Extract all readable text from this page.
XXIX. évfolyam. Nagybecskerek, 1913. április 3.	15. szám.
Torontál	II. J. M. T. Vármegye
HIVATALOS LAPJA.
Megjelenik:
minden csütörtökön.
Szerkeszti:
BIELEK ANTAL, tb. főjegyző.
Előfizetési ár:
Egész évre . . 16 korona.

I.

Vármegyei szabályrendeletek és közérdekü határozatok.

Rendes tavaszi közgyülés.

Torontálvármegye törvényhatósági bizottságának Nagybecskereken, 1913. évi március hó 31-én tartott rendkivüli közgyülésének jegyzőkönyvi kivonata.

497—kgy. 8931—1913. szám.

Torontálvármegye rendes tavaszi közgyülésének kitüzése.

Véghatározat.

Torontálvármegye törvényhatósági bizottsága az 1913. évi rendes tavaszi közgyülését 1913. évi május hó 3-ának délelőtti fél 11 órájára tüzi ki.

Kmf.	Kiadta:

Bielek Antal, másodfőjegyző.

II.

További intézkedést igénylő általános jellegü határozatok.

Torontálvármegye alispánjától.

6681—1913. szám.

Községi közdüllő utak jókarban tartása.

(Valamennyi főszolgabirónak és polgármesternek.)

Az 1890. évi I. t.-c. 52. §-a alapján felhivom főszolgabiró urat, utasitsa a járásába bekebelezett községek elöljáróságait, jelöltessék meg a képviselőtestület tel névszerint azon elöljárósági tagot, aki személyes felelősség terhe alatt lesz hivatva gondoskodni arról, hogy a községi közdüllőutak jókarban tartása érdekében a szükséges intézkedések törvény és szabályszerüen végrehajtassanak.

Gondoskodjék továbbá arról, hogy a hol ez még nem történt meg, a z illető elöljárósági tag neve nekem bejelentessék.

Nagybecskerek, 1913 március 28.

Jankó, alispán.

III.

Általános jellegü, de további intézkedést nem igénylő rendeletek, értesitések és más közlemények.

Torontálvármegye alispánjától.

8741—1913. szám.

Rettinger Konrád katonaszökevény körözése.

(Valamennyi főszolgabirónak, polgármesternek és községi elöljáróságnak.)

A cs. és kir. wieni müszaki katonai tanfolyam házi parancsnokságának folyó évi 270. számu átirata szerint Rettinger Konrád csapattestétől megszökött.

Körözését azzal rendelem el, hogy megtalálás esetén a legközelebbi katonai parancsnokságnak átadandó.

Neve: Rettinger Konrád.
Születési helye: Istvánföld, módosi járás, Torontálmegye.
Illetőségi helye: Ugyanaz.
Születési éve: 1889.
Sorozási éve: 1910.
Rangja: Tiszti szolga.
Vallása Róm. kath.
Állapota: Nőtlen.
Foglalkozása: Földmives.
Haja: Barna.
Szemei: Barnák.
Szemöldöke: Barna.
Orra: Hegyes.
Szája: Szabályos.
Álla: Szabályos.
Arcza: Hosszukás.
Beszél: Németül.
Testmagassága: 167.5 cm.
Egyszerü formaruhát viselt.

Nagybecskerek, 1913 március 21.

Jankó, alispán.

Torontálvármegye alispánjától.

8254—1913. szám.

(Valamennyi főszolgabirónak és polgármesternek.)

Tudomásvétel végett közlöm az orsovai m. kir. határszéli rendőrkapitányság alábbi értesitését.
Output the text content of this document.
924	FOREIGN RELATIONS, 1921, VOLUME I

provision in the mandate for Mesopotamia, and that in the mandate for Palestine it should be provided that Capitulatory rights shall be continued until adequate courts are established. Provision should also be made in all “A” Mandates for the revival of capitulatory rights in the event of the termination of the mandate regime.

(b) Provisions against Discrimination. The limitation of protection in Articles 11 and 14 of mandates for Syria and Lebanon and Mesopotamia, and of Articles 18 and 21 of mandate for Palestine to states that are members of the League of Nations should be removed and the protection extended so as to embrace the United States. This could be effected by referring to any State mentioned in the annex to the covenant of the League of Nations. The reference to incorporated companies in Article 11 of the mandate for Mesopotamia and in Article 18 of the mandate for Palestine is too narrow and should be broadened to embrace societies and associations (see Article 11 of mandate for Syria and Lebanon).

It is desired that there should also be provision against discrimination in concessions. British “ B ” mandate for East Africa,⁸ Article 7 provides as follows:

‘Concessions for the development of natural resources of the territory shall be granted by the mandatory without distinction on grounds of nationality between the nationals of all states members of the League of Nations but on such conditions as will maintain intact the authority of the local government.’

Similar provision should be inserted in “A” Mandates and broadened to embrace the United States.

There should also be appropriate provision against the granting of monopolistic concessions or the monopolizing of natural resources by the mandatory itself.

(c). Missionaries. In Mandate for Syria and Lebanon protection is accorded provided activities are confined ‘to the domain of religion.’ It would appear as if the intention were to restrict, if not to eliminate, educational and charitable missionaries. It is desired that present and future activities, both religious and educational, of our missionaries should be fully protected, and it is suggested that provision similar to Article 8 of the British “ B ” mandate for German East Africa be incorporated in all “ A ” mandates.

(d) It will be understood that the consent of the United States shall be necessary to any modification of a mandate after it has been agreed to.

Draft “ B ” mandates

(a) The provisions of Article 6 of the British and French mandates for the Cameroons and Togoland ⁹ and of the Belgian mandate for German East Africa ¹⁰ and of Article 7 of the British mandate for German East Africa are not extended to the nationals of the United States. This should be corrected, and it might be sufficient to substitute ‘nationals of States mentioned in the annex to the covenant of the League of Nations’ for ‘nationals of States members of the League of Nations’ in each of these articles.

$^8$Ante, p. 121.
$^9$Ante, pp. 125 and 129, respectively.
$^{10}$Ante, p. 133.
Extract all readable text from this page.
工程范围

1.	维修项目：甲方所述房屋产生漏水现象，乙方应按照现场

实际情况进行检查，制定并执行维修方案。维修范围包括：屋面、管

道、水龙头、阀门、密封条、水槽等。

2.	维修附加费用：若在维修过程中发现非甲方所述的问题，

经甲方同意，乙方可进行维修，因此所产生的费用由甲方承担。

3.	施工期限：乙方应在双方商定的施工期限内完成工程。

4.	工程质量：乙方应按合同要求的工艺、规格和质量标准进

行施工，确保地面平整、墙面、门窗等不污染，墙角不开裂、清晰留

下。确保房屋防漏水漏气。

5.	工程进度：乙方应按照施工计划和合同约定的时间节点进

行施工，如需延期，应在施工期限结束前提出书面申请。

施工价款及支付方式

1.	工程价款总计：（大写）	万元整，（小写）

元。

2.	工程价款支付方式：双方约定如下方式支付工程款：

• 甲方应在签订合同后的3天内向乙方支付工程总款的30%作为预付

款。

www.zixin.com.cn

▬▬▬▬▬▬▬▬▬▬

Check each line of the entries above for the word "jellegü". List the ones that have it.

További intézkedést igénylő általános jellegü határozatok.
Általános jellegü, de további intézkedést nem igénylő rendeletek, értesitések és más közlemények.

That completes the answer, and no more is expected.